▶ [PROBLEM TO WORK ON]: How many of the lines here include "bangun"? Answer with a single number.

▶ [GIVEN INFORMATION]:
+++
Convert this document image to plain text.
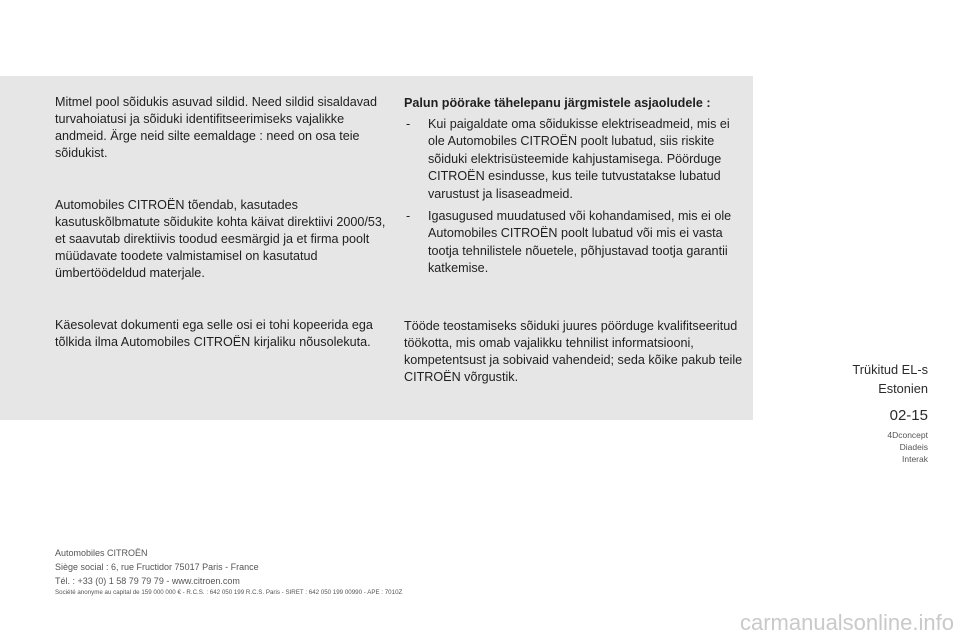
Mitmel pool sõidukis asuvad sildid. Need sildid sisaldavad turvahoiatusi ja sõiduki identifitseerimiseks vajalikke andmeid. Ärge neid silte eemaldage : need on osa teie sõidukist.

Automobiles CITROËN tõendab, kasutades kasutuskõlbmatute sõidukite kohta käivat direktiivi 2000/53, et saavutab direktiivis toodud eesmärgid ja et firma poolt müüdavate toodete valmistamisel on kasutatud ümbertöödeldud materjale.

Käesolevat dokumenti ega selle osi ei tohi kopeerida ega tõlkida ilma Automobiles CITROËN kirjaliku nõusolekuta.

Palun pöörake tähelepanu järgmistele asjaoludele :

- Kui paigaldate oma sõidukisse elektriseadmeid, mis ei ole Automobiles CITROËN poolt lubatud, siis riskite sõiduki elektrisüsteemide kahjustamisega. Pöörduge CITROËN esindusse, kus teile tutvustatakse lubatud varustust ja lisaseadmeid.
- Igasugused muudatused või kohandamised, mis ei ole Automobiles CITROËN poolt lubatud või mis ei vasta tootja tehnilistele nõuetele, põhjustavad tootja garantii katkemise.

Tööde teostamiseks sõiduki juures pöörduge kvalifitseeritud töökotta, mis omab vajalikku tehnilist informatsiooni, kompetentsust ja sobivaid vahendeid; seda kõike pakub teile CITROËN võrgustik.	Trükitud EL-s

Estonien

02-15

4Dconcept

Diadeis

Interak

Automobiles CITROËN

Siège social : 6, rue Fructidor 75017 Paris - France

Tél. : +33 (0) 1 58 79 79 79 - www.citroen.com

Société anonyme au capital de 159 000 000 € - R.C.S. : 642 050 199 R.C.S. Paris - SIRET : 642 050 199 00990 - APE : 7010Z

carmanualsonline.info
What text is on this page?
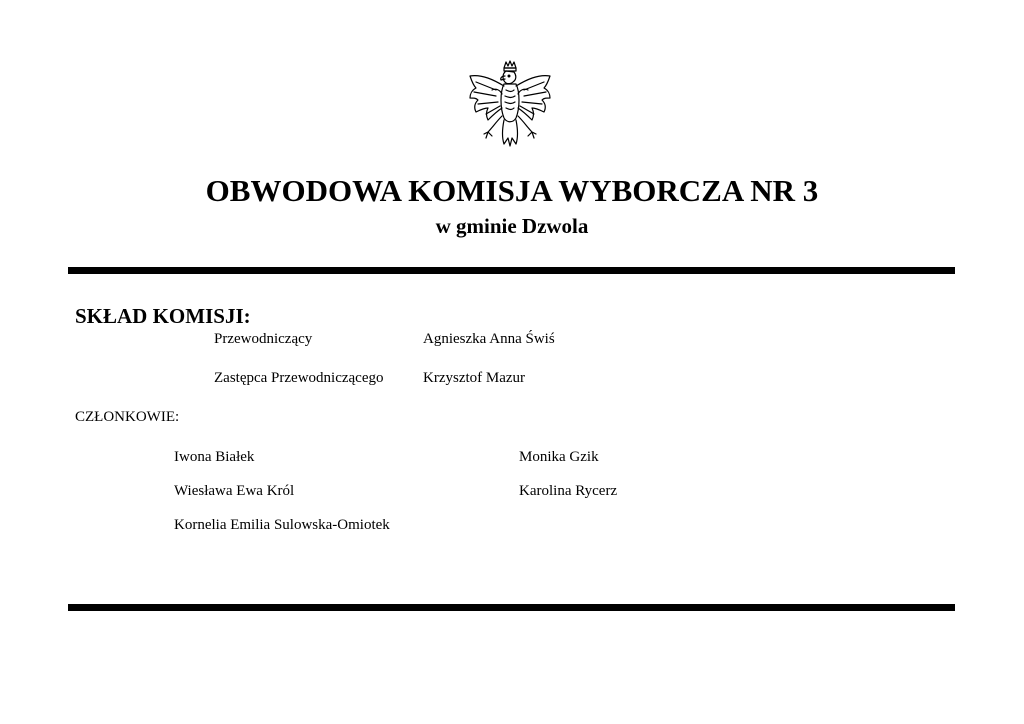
OBWODOWA KOMISJA WYBORCZA NR 3
w gminie Dzwola
SKŁAD KOMISJI:
Przewodniczący	Agnieszka Anna Świś
Zastępca Przewodniczącego	Krzysztof Mazur
CZŁONKOWIE:
Iwona Białek	Monika Gzik
Wiesława Ewa Król	Karolina Rycerz
Kornelia Emilia Sulowska-Omiotek
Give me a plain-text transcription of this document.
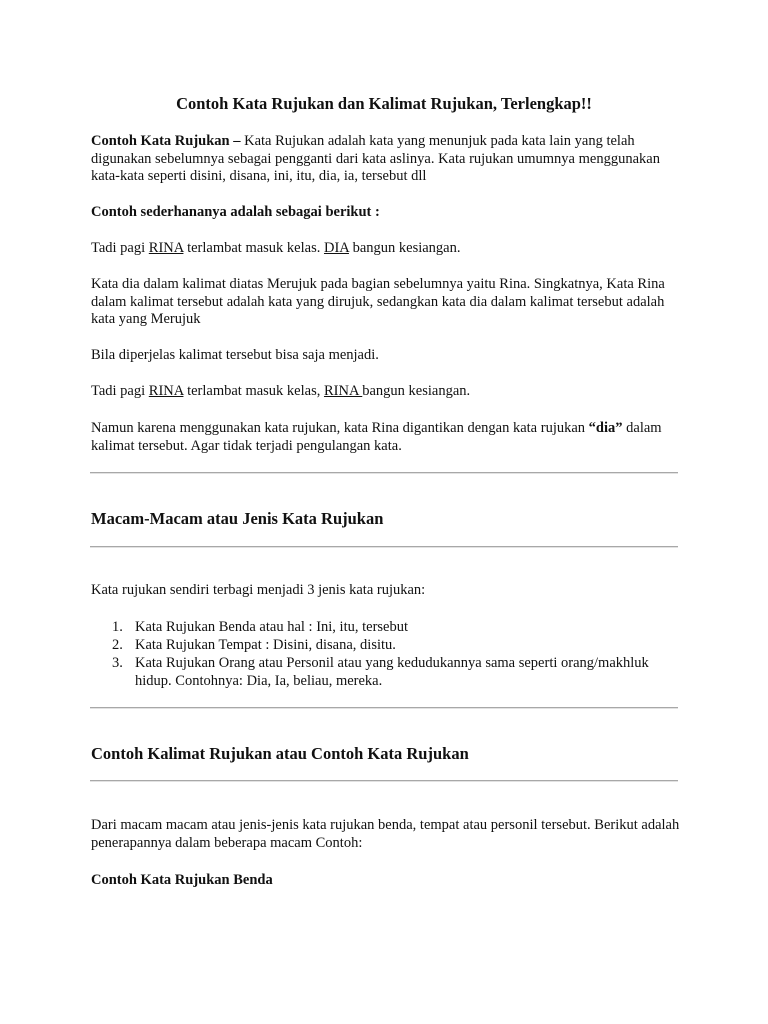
Contoh Kata Rujukan dan Kalimat Rujukan, Terlengkap!!

Contoh Kata Rujukan – Kata Rujukan adalah kata yang menunjuk pada kata lain yang telah digunakan sebelumnya sebagai pengganti dari kata aslinya. Kata rujukan umumnya menggunakan kata-kata seperti disini, disana, ini, itu, dia, ia, tersebut dll

Contoh sederhananya adalah sebagai berikut :

Tadi pagi RINA terlambat masuk kelas. DIA bangun kesiangan.

Kata dia dalam kalimat diatas Merujuk pada bagian sebelumnya yaitu Rina. Singkatnya, Kata Rina dalam kalimat tersebut adalah kata yang dirujuk, sedangkan kata dia dalam kalimat tersebut adalah kata yang Merujuk

Bila diperjelas kalimat tersebut bisa saja menjadi.

Tadi pagi RINA terlambat masuk kelas, RINA bangun kesiangan.

Namun karena menggunakan kata rujukan, kata Rina digantikan dengan kata rujukan “dia” dalam kalimat tersebut. Agar tidak terjadi pengulangan kata.

Macam-Macam atau Jenis Kata Rujukan

Kata rujukan sendiri terbagi menjadi 3 jenis kata rujukan:

1. Kata Rujukan Benda atau hal : Ini, itu, tersebut
2. Kata Rujukan Tempat : Disini, disana, disitu.
3. Kata Rujukan Orang atau Personil atau yang kedudukannya sama seperti orang/makhluk hidup. Contohnya: Dia, Ia, beliau, mereka.
Contoh Kalimat Rujukan atau Contoh Kata Rujukan

Dari macam macam atau jenis-jenis kata rujukan benda, tempat atau personil tersebut. Berikut adalah penerapannya dalam beberapa macam Contoh:

Contoh Kata Rujukan Benda
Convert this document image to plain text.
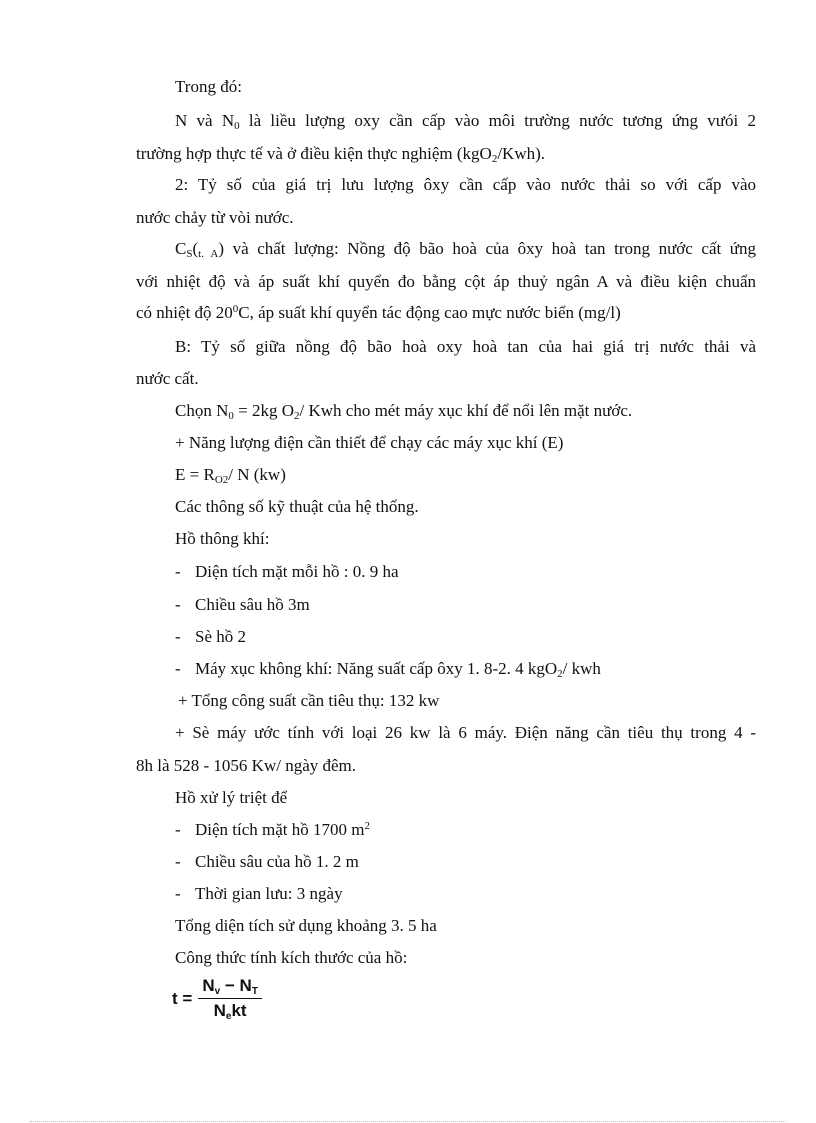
Trong đó:
N và $N_0$ là liều lượng oxy cần cấp vào môi trường nước tương ứng vưói 2
trường hợp thực tế và ở điều kiện thực nghiệm (kgO$_2$/Kwh).
2: Tỷ số của giá trị lưu lượng ôxy cần cấp vào nước thải so với cấp vào
nước chảy từ vòi nước.
$C_S(_{t. A})$ và chất lượng: Nồng độ bão hoà của ôxy hoà tan trong nước cất ứng
với nhiệt độ và áp suất khí quyển đo bằng cột áp thuỷ ngân A và điều kiện chuẩn
có nhiệt độ $20^0C$, áp suất khí quyển tác động cao mực nước biển (mg/l)
B: Tỷ số giữa nồng độ bão hoà oxy hoà tan của hai giá trị nước thải và
nước cất.
Chọn $N_0 = 2kg$ $O_2/$ Kwh cho mét máy xục khí để nổi lên mặt nước.
+ Năng lượng điện cần thiết để chạy các máy xục khí (E)
$E = R_{O2}/$ N (kw)
Các thông số kỹ thuật của hệ thống.
Hồ thông khí:
- Diện tích mặt mỗi hồ : 0. 9 ha
- Chiều sâu hồ 3m
- Sè hồ 2
- Máy xục không khí: Năng suất cấp ôxy 1. 8-2. 4 kgO$_2$/ kwh
+ Tổng công suất cần tiêu thụ: 132 kw
+ Sè máy ước tính với loại 26 kw là 6 máy. Điện năng cần tiêu thụ trong 4 -
8h là 528 - 1056 Kw/ ngày đêm.
Hồ xử lý triệt để
- Diện tích mặt hồ 1700 $m^2$
- Chiều sâu của hồ 1. 2 m
- Thời gian lưu: 3 ngày
Tổng diện tích sử dụng khoảng 3. 5 ha
Công thức tính kích thước của hồ:
$t = \frac{N_v - N_T}{N_ekt}$
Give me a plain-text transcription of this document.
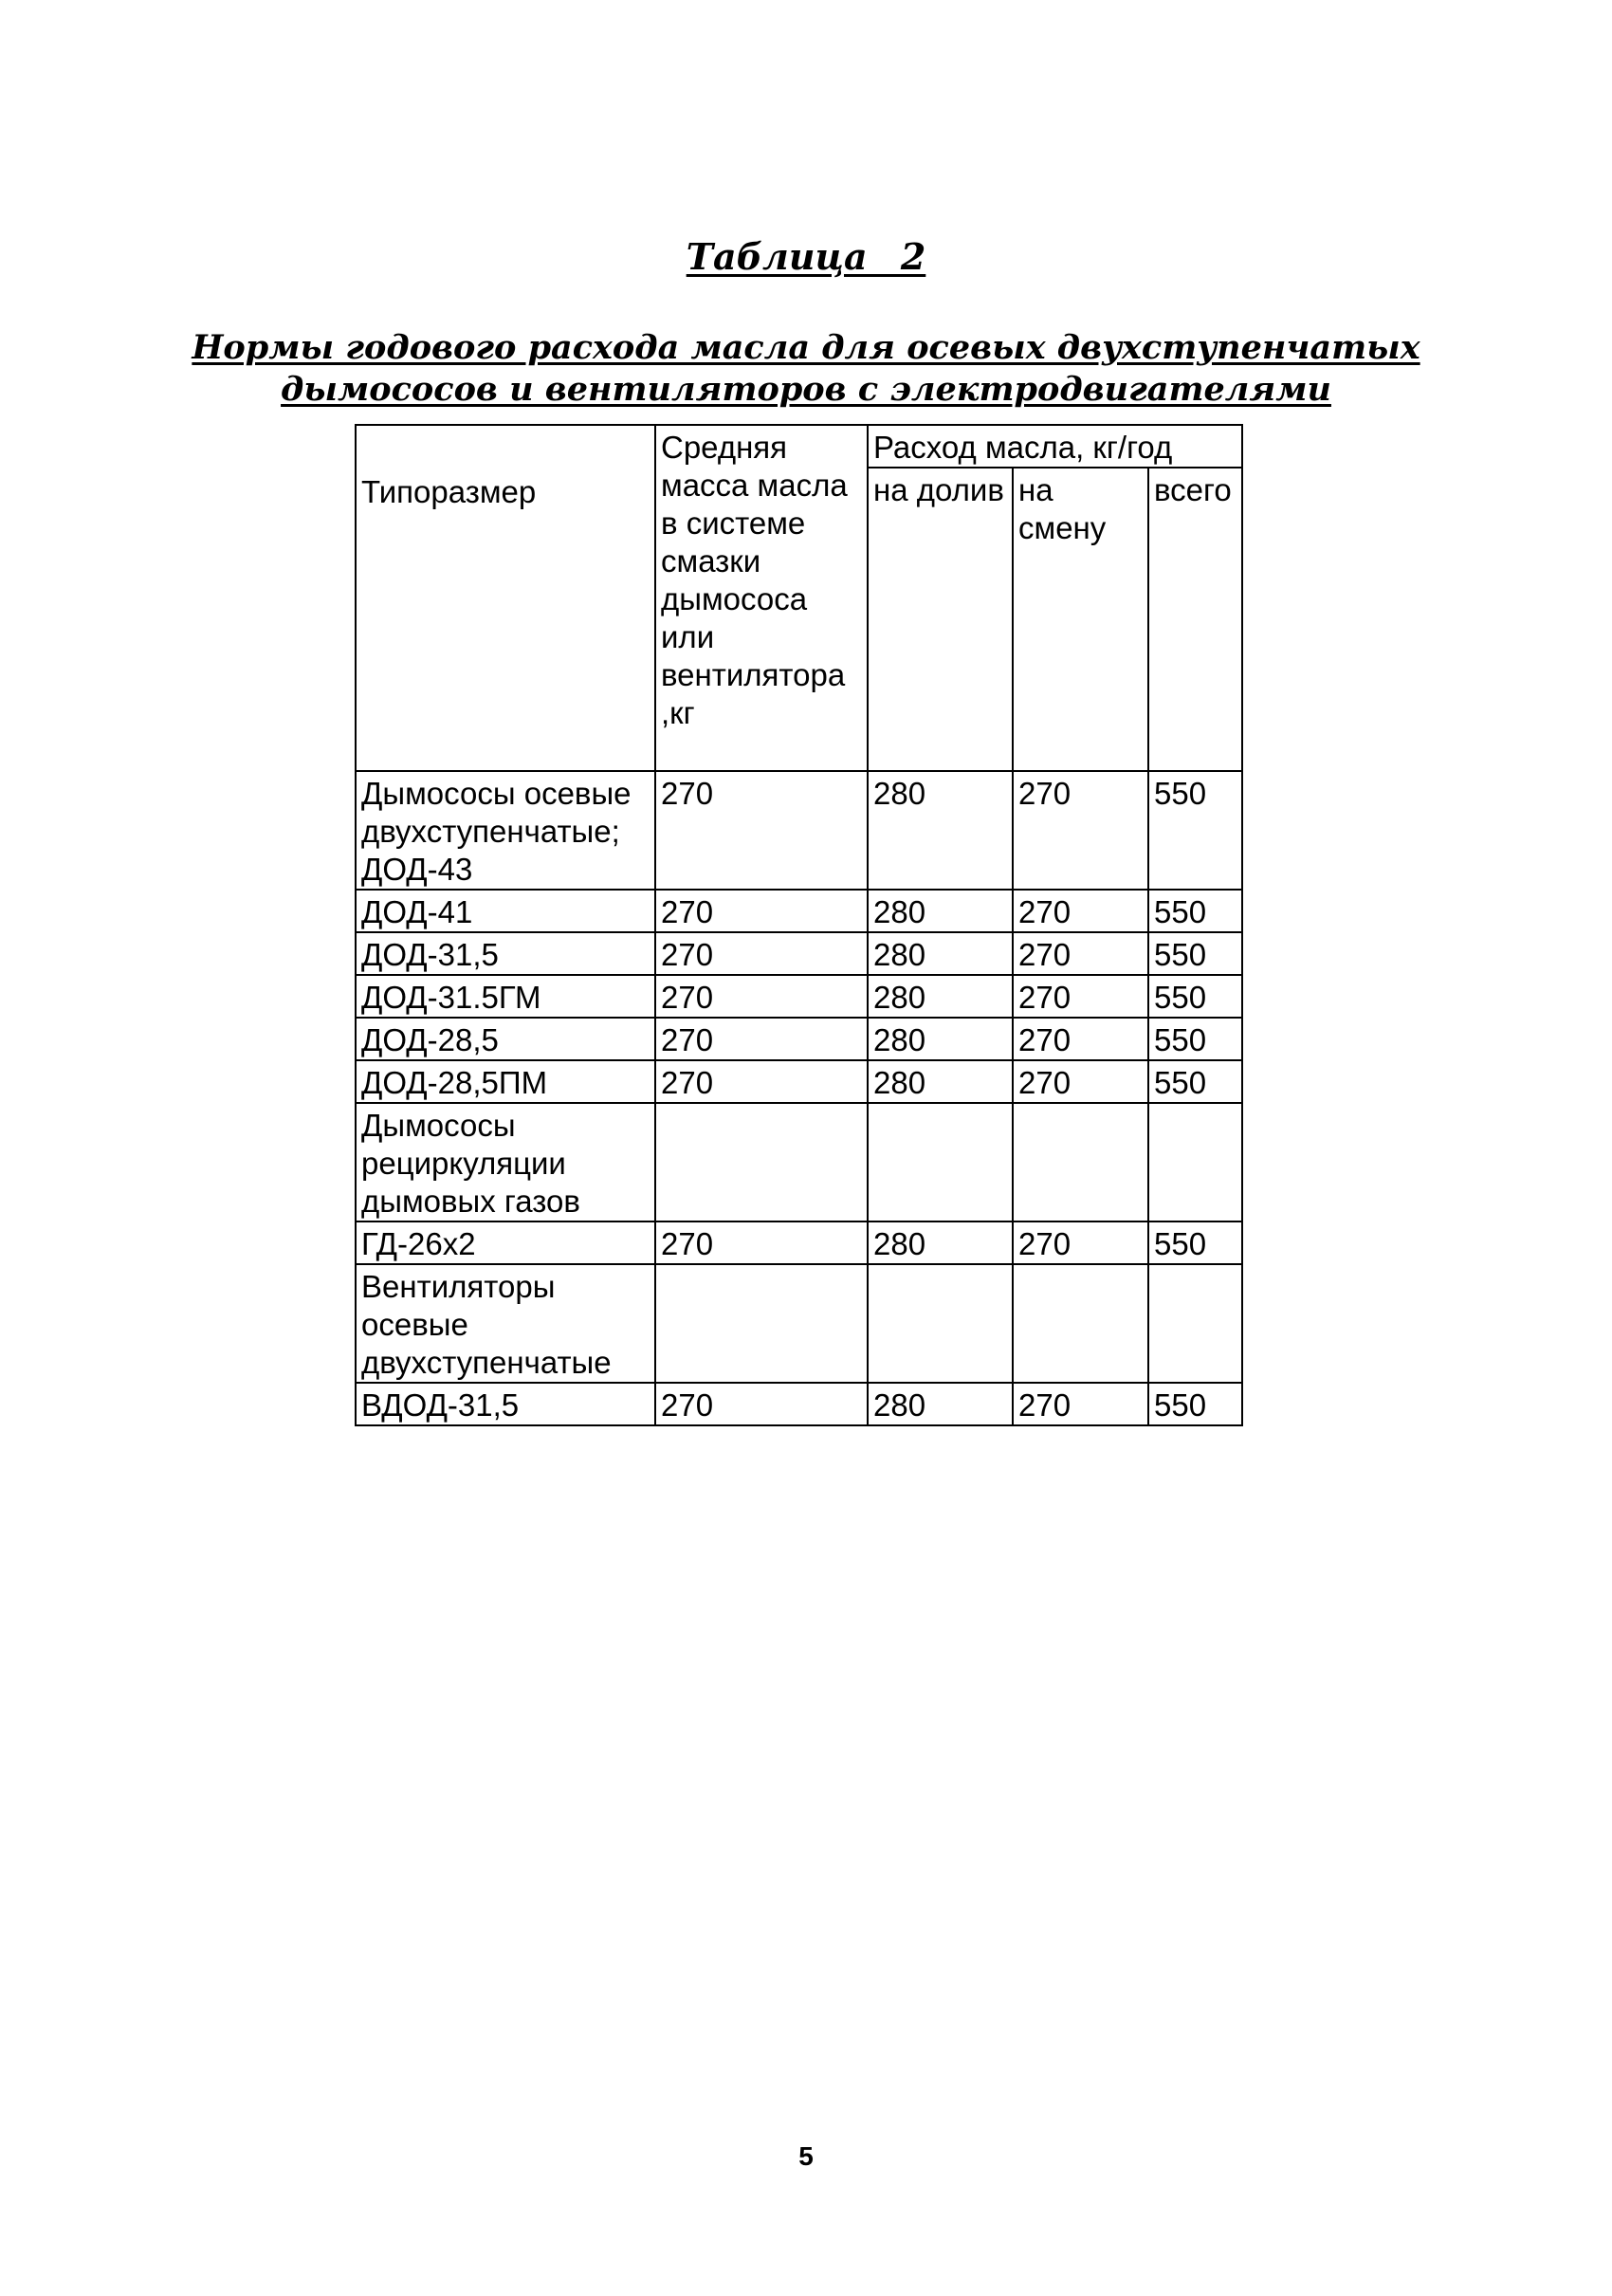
Таблица 2
Нормы годового расхода масла для осевых двухступенчатых
дымососов и вентиляторов с электродвигателями
Типоразмер	Средняя масса масла в системе смазки дымососа или вентилятора ,кг	Расход масла, кг/год		
		на долив	на смену	всего
Дымососы осевые двухступенчатые; ДОД-43	270	280	270	550
ДОД-41	270	280	270	550
ДОД-31,5	270	280	270	550
ДОД-31.5ГМ	270	280	270	550
ДОД-28,5	270	280	270	550
ДОД-28,5ПМ	270	280	270	550
Дымососы рециркуляции дымовых газов				
ГД-26х2	270	280	270	550
Вентиляторы осевые двухступенчатые				
ВДОД-31,5	270	280	270	550
5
+++
▶ [ANSWER FOR THIS EXERCISE]: 2